++++ Information provided ++++
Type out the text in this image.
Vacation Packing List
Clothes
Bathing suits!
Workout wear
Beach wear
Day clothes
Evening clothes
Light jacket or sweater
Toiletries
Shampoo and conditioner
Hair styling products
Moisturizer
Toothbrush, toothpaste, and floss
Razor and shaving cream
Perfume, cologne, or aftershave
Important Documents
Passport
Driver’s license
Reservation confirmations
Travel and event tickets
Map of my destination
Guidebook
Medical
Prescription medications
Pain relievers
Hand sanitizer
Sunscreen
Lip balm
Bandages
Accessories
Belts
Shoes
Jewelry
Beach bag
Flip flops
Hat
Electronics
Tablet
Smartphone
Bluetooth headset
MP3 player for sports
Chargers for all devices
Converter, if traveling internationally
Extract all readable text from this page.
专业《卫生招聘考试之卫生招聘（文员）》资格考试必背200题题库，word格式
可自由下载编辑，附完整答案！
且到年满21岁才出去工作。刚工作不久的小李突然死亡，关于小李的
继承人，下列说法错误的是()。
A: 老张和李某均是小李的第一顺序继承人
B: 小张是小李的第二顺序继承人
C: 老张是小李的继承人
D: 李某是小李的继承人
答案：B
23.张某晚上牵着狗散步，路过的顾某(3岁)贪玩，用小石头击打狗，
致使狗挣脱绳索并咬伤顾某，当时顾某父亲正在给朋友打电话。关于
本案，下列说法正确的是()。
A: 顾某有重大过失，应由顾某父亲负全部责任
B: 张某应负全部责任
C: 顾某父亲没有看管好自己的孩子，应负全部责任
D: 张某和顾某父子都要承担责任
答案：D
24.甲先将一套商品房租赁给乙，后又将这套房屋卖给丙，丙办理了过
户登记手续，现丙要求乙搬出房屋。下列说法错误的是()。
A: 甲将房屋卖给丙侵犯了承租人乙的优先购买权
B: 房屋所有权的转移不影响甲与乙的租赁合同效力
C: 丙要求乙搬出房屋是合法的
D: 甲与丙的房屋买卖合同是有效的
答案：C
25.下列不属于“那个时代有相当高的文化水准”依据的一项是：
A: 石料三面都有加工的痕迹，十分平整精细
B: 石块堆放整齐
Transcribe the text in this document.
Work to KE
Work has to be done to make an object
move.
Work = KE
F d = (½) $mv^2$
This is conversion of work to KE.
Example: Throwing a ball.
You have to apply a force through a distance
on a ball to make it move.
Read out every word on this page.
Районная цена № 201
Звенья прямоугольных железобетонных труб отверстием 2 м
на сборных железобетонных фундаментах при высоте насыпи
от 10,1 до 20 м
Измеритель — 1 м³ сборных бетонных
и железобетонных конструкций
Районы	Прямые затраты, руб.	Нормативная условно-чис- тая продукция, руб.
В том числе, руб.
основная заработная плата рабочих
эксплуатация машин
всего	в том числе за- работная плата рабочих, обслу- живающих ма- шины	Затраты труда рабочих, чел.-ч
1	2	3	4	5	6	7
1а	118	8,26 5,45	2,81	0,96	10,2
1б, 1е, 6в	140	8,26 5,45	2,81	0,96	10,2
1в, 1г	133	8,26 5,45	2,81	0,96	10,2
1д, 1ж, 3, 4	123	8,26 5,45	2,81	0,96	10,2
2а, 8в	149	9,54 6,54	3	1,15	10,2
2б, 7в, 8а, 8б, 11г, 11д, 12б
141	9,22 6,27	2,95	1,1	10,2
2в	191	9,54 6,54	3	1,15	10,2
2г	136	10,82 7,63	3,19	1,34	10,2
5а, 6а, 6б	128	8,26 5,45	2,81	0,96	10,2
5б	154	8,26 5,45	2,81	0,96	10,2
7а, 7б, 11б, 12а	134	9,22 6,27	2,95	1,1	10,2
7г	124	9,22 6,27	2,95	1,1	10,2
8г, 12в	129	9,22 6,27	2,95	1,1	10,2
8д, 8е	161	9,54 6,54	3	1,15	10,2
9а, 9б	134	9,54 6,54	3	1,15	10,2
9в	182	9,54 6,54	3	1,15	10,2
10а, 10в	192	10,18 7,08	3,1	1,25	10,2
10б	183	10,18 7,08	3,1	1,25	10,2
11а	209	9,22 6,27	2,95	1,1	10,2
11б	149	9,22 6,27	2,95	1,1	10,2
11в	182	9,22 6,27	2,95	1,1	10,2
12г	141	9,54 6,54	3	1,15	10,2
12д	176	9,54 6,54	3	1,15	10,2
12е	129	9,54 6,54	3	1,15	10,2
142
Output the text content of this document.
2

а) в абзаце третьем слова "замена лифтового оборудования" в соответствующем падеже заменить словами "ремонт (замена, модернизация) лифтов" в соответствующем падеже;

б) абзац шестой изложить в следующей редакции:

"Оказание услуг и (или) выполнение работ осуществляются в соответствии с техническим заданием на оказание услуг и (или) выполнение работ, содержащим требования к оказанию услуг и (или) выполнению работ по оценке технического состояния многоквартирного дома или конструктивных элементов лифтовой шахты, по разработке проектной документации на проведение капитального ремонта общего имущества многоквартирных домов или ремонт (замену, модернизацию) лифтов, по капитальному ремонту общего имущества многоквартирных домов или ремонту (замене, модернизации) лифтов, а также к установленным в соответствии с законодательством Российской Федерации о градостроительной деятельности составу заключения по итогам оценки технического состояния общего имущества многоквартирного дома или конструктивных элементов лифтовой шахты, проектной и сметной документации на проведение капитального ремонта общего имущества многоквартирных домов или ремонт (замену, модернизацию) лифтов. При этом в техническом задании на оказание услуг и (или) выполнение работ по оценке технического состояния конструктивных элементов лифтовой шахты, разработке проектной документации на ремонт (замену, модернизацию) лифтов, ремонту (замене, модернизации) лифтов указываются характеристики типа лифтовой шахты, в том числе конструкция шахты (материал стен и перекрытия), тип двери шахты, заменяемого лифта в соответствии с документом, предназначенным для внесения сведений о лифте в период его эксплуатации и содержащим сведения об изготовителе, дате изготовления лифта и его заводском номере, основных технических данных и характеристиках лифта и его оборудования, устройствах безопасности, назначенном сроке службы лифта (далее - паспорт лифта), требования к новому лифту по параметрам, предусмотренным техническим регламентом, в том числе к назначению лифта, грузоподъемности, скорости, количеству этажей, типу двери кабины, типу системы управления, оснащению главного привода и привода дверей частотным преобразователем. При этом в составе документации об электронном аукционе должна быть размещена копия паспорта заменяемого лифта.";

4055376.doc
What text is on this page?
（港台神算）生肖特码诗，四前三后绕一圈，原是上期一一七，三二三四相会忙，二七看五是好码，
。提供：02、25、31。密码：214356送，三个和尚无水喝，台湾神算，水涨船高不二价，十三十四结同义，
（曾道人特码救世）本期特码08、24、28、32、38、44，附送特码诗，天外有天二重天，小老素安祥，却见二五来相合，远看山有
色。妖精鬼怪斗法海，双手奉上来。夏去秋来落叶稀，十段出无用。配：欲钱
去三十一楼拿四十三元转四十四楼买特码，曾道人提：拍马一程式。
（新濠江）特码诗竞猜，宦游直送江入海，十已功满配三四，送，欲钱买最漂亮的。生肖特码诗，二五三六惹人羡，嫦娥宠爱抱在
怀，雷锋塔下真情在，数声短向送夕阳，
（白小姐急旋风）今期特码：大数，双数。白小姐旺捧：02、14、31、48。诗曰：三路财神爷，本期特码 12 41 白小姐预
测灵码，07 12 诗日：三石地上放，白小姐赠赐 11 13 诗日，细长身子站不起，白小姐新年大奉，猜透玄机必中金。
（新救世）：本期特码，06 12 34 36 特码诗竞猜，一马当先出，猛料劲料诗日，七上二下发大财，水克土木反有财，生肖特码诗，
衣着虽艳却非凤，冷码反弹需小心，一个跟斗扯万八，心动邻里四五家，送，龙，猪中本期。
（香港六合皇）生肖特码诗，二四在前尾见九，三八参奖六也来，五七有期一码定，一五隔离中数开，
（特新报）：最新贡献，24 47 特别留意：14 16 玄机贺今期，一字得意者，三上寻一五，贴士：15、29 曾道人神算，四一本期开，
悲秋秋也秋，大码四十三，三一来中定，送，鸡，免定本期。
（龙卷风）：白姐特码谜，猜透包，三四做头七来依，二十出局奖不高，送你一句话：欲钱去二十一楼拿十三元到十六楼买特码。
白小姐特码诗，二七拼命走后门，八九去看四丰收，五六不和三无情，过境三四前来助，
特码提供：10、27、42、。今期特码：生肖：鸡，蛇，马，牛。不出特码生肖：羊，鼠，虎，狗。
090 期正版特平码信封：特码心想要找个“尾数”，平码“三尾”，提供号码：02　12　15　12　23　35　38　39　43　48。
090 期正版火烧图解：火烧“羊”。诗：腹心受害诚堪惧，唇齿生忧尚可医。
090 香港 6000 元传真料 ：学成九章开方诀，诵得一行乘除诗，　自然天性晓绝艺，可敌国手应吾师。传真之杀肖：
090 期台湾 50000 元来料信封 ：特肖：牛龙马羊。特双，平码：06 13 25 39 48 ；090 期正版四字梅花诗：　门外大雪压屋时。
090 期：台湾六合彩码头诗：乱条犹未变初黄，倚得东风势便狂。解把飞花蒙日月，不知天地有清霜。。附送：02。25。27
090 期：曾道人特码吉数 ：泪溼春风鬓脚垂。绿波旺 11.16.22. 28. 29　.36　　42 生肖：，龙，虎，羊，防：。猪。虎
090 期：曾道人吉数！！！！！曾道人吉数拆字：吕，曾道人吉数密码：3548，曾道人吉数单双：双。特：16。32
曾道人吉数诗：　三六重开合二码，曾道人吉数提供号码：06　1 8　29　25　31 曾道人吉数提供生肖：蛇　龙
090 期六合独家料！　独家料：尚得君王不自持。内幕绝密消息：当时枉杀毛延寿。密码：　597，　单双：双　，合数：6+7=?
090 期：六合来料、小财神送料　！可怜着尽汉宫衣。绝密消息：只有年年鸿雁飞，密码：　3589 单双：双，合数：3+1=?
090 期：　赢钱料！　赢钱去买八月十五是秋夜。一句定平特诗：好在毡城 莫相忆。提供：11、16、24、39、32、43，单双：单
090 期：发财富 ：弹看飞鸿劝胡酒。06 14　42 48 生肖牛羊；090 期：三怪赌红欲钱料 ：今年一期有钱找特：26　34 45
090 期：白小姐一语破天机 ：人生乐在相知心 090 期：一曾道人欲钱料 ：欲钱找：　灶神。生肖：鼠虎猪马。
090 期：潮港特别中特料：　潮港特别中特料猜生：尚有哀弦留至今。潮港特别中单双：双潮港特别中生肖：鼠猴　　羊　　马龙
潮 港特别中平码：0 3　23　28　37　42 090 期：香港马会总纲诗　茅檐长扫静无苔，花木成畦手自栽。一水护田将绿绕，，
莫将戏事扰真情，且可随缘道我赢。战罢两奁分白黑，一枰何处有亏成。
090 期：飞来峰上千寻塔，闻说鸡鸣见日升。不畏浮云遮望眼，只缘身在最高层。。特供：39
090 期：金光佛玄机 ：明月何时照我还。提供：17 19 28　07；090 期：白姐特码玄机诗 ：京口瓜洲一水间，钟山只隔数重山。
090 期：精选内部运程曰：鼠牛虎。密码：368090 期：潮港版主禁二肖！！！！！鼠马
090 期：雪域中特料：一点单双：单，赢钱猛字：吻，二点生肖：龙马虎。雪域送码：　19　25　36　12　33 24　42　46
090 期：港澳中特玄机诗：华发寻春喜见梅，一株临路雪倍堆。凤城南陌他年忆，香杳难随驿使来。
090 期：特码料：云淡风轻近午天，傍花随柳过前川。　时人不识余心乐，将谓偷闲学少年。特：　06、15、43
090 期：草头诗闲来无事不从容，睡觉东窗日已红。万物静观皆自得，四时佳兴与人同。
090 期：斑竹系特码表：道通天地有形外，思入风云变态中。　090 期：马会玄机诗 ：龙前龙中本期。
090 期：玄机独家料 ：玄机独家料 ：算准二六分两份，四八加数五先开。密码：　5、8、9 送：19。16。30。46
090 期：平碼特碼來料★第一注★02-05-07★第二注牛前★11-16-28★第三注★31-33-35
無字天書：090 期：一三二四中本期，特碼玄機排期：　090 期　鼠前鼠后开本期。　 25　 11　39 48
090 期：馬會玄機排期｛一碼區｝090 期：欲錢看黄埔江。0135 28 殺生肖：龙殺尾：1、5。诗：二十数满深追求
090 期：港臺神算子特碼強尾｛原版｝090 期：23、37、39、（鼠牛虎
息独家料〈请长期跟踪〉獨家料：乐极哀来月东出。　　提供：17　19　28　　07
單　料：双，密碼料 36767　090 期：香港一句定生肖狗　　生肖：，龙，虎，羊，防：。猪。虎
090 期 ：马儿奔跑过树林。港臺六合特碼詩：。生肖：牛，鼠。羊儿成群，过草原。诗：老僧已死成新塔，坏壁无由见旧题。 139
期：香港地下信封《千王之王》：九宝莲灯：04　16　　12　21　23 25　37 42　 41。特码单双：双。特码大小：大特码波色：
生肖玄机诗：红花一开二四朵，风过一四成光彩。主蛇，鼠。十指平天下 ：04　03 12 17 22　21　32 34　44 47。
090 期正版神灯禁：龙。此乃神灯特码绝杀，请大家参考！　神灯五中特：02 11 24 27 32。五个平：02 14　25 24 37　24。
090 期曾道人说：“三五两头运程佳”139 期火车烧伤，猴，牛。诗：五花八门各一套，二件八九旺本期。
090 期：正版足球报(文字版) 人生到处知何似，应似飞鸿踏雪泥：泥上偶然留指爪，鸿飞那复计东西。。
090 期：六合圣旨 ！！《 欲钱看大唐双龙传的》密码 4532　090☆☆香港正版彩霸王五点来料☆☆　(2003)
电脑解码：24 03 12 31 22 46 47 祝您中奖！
++++
Exercise task:
For each line of the entries that includes "рабочих", show that line.

In response:
основная заработная плата рабочих
всего	в том числе за- работная плата рабочих, обслу- живающих ма- шины	Затраты труда рабочих, чел.-ч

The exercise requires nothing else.